───── EXERCISE DATA ─────

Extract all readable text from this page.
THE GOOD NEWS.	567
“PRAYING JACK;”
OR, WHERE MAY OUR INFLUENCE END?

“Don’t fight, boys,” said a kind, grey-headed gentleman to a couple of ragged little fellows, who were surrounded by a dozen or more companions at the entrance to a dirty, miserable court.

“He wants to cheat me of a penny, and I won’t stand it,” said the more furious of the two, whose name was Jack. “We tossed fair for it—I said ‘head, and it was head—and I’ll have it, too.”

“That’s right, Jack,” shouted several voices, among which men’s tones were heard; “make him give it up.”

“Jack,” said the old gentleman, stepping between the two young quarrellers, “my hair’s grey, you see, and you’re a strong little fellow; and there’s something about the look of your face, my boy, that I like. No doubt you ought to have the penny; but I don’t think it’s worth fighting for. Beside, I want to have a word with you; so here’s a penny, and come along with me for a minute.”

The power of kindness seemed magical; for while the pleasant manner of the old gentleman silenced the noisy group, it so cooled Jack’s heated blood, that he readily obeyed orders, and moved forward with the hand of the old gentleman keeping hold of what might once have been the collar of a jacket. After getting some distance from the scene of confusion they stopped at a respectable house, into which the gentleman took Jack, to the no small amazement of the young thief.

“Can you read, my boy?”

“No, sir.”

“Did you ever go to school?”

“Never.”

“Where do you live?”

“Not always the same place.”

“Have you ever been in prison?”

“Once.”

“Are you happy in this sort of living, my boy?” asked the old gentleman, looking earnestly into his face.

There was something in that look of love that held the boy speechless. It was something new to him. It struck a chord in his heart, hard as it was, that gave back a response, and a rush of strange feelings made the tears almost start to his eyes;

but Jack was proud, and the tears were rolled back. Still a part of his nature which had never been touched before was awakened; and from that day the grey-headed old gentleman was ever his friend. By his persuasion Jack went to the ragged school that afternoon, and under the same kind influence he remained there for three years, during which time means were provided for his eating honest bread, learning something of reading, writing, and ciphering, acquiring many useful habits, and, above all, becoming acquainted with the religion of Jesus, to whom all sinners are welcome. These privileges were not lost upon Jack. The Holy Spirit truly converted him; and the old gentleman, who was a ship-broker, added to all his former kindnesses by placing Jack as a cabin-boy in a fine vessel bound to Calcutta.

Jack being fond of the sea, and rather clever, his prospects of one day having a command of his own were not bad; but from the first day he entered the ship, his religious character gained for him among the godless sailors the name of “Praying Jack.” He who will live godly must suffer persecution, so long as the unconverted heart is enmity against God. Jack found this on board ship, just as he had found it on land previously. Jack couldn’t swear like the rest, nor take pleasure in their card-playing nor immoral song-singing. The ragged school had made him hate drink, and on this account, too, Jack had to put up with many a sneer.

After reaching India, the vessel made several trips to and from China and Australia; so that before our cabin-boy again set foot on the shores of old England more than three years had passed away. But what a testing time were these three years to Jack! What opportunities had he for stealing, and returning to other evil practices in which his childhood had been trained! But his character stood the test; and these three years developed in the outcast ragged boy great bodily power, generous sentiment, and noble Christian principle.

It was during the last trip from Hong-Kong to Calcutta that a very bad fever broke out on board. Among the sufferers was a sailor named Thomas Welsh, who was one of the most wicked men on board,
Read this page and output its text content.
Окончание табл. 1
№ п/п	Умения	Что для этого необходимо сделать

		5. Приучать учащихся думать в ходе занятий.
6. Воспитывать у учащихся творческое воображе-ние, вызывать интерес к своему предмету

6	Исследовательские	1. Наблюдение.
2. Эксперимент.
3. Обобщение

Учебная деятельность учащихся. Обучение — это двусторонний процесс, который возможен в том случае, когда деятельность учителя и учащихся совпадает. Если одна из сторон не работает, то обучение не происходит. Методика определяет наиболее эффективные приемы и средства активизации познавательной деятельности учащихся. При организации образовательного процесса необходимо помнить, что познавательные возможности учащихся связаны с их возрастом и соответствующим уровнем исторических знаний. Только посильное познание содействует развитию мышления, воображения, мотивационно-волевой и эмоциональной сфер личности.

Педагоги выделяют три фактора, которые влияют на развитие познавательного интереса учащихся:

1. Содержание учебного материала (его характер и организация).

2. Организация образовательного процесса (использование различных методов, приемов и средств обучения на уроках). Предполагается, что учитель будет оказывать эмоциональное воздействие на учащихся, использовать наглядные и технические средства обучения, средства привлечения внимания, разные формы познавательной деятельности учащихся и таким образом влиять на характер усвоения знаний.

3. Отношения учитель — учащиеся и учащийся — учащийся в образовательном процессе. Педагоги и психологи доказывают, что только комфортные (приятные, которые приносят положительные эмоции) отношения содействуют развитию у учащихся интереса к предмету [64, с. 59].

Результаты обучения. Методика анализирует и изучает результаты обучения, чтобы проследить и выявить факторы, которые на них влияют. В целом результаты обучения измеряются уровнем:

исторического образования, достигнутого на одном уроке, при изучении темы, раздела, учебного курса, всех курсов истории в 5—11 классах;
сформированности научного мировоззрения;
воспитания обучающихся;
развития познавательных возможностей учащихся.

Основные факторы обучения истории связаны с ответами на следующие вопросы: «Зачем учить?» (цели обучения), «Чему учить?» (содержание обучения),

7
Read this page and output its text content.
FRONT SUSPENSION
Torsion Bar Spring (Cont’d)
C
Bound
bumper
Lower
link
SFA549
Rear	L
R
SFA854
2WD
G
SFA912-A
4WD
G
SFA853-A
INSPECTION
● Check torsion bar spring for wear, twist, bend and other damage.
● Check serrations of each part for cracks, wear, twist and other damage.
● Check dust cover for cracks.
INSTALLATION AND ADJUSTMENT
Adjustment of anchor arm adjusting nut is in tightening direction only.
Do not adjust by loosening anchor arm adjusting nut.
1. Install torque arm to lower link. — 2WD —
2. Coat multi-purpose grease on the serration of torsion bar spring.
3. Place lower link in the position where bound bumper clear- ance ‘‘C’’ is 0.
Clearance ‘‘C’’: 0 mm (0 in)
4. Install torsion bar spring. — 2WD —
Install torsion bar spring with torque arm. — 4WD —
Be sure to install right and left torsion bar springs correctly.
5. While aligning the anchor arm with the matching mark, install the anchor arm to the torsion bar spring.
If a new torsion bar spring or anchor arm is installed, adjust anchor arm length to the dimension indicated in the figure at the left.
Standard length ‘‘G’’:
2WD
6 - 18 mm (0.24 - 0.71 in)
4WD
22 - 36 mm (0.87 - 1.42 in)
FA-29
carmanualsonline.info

─────

WHAT YOU NEED TO DO:
Go through the material above and count the lines that contain "Check"; give that number alone.

CORRECT RESULT:
3